### [Written exercise]
Extract all of the entries and set them down verbatim.

### [Data extract]
========================

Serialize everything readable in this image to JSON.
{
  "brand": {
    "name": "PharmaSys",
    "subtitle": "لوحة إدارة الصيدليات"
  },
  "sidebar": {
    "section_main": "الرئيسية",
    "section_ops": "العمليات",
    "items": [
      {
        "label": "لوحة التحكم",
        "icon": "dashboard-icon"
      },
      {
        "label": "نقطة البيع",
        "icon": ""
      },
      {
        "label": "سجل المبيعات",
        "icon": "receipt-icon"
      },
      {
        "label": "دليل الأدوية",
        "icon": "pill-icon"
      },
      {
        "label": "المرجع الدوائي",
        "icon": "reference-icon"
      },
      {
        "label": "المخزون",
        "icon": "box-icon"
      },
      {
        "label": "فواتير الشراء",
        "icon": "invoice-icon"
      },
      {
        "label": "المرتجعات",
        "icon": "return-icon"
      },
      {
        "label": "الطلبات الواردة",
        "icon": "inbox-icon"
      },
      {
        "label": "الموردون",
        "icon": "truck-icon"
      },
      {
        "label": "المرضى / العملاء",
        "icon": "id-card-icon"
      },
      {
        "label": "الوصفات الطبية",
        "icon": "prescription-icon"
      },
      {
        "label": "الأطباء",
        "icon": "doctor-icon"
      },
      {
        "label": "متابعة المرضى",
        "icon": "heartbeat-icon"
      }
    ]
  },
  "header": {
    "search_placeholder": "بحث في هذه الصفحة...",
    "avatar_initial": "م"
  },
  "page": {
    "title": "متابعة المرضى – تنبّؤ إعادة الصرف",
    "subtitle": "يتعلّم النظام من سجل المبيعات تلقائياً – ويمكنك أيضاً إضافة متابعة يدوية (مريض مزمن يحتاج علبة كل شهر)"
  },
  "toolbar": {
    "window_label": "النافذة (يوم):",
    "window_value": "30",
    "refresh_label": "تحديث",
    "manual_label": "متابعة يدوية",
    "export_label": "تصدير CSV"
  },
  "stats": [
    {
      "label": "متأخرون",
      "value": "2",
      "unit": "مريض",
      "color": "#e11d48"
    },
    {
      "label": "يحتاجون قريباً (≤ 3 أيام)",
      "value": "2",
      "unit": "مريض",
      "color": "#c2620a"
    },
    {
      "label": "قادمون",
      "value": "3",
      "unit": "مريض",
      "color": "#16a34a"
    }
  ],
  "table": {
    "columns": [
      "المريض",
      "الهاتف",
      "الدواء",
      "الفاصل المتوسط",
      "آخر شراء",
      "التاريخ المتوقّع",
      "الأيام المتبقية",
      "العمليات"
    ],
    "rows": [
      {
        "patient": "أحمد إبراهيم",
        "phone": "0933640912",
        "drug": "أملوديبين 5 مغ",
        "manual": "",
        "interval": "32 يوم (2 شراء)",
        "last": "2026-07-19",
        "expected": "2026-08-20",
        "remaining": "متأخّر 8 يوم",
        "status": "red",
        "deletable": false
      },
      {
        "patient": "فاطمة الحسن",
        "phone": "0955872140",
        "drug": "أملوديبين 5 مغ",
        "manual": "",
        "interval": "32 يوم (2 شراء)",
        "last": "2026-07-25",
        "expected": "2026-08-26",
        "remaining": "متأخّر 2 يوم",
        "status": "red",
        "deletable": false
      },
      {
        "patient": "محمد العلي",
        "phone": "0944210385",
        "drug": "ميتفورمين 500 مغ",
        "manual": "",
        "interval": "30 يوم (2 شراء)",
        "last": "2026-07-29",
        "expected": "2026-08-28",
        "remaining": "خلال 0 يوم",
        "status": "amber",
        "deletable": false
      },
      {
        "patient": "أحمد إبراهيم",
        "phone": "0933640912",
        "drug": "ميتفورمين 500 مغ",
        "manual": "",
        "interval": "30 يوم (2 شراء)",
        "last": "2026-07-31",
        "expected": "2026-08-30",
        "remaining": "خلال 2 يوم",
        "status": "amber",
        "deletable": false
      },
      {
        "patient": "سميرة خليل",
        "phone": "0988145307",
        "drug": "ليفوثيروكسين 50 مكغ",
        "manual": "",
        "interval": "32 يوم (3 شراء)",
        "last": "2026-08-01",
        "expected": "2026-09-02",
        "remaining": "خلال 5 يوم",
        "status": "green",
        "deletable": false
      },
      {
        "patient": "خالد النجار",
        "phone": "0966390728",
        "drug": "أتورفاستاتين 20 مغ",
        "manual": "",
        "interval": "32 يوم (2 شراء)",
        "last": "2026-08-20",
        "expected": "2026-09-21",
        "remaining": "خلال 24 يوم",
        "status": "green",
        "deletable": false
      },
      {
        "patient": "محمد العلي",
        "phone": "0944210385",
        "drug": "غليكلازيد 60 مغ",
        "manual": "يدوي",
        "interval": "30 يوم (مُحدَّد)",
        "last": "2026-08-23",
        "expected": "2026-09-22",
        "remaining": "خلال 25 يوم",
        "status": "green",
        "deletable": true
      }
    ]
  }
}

========================

### [Exercise solution]
Serialize everything readable in this image to JSON.
{
  "brand": {
    "name": "PharmaSys",
    "subtitle": "لوحة إدارة الصيدليات"
  },
  "sidebar": {
    "section_main": "الرئيسية",
    "section_ops": "العمليات",
    "items": [
      {
        "label": "لوحة التحكم",
        "icon": "dashboard-icon"
      },
      {
        "label": "نقطة البيع",
        "icon": ""
      },
      {
        "label": "سجل المبيعات",
        "icon": "receipt-icon"
      },
      {
        "label": "دليل الأدوية",
        "icon": "pill-icon"
      },
      {
        "label": "المرجع الدوائي",
        "icon": "reference-icon"
      },
      {
        "label": "المخزون",
        "icon": "box-icon"
      },
      {
        "label": "فواتير الشراء",
        "icon": "invoice-icon"
      },
      {
        "label": "المرتجعات",
        "icon": "return-icon"
      },
      {
        "label": "الطلبات الواردة",
        "icon": "inbox-icon"
      },
      {
        "label": "الموردون",
        "icon": "truck-icon"
      },
      {
        "label": "المرضى / العملاء",
        "icon": "id-card-icon"
      },
      {
        "label": "الوصفات الطبية",
        "icon": "prescription-icon"
      },
      {
        "label": "الأطباء",
        "icon": "doctor-icon"
      },
      {
        "label": "متابعة المرضى",
        "icon": "heartbeat-icon"
      }
    ]
  },
  "header": {
    "search_placeholder": "بحث في هذه الصفحة...",
    "avatar_initial": "م"
  },
  "page": {
    "title": "متابعة المرضى – تنبّؤ إعادة الصرف",
    "subtitle": "يتعلّم النظام من سجل المبيعات تلقائياً – ويمكنك أيضاً إضافة متابعة يدوية (مريض مزمن يحتاج علبة كل شهر)"
  },
  "toolbar": {
    "window_label": "النافذة (يوم):",
    "window_value": "30",
    "refresh_label": "تحديث",
    "manual_label": "متابعة يدوية",
    "export_label": "تصدير CSV"
  },
  "stats": [
    {
      "label": "متأخرون",
      "value": "2",
      "unit": "مريض",
      "color": "#e11d48"
    },
    {
      "label": "يحتاجون قريباً (≤ 3 أيام)",
      "value": "2",
      "unit": "مريض",
      "color": "#c2620a"
    },
    {
      "label": "قادمون",
      "value": "3",
      "unit": "مريض",
      "color": "#16a34a"
    }
  ],
  "table": {
    "columns": [
      "المريض",
      "الهاتف",
      "الدواء",
      "الفاصل المتوسط",
      "آخر شراء",
      "التاريخ المتوقّع",
      "الأيام المتبقية",
      "العمليات"
    ],
    "rows": [
      {
        "patient": "أحمد إبراهيم",
        "phone": "0933640912",
        "drug": "أملوديبين 5 مغ",
        "manual": "",
        "interval": "32 يوم (2 شراء)",
        "last": "2026-07-19",
        "expected": "2026-08-20",
        "remaining": "متأخّر 8 يوم",
        "status": "red",
        "deletable": false
      },
      {
        "patient": "فاطمة الحسن",
        "phone": "0955872140",
        "drug": "أملوديبين 5 مغ",
        "manual": "",
        "interval": "32 يوم (2 شراء)",
        "last": "2026-07-25",
        "expected": "2026-08-26",
        "remaining": "متأخّر 2 يوم",
        "status": "red",
        "deletable": false
      },
      {
        "patient": "محمد العلي",
        "phone": "0944210385",
        "drug": "ميتفورمين 500 مغ",
        "manual": "",
        "interval": "30 يوم (2 شراء)",
        "last": "2026-07-29",
        "expected": "2026-08-28",
        "remaining": "خلال 0 يوم",
        "status": "amber",
        "deletable": false
      },
      {
        "patient": "أحمد إبراهيم",
        "phone": "0933640912",
        "drug": "ميتفورمين 500 مغ",
        "manual": "",
        "interval": "30 يوم (2 شراء)",
        "last": "2026-07-31",
        "expected": "2026-08-30",
        "remaining": "خلال 2 يوم",
        "status": "amber",
        "deletable": false
      },
      {
        "patient": "سميرة خليل",
        "phone": "0988145307",
        "drug": "ليفوثيروكسين 50 مكغ",
        "manual": "",
        "interval": "32 يوم (3 شراء)",
        "last": "2026-08-01",
        "expected": "2026-09-02",
        "remaining": "خلال 5 يوم",
        "status": "green",
        "deletable": false
      },
      {
        "patient": "خالد النجار",
        "phone": "0966390728",
        "drug": "أتورفاستاتين 20 مغ",
        "manual": "",
        "interval": "32 يوم (2 شراء)",
        "last": "2026-08-20",
        "expected": "2026-09-21",
        "remaining": "خلال 24 يوم",
        "status": "green",
        "deletable": false
      },
      {
        "patient": "محمد العلي",
        "phone": "0944210385",
        "drug": "غليكلازيد 60 مغ",
        "manual": "يدوي",
        "interval": "30 يوم (مُحدَّد)",
        "last": "2026-08-23",
        "expected": "2026-09-22",
        "remaining": "خلال 25 يوم",
        "status": "green",
        "deletable": true
      }
    ]
  }
}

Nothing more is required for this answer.